Some records:
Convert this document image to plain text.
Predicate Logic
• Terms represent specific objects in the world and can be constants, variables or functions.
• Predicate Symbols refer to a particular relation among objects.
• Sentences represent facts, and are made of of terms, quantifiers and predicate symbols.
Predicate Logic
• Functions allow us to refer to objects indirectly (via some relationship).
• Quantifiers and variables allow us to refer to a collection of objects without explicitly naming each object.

■ STATED GOAL: Look through the entries and find each line that has the string "represent". Copy those lines.

■ SOLUTION FOR THIS TASK:
• Terms represent specific objects in the world and can be constants, variables or functions.
• Sentences represent facts, and are made of of terms, quantifiers and predicate symbols.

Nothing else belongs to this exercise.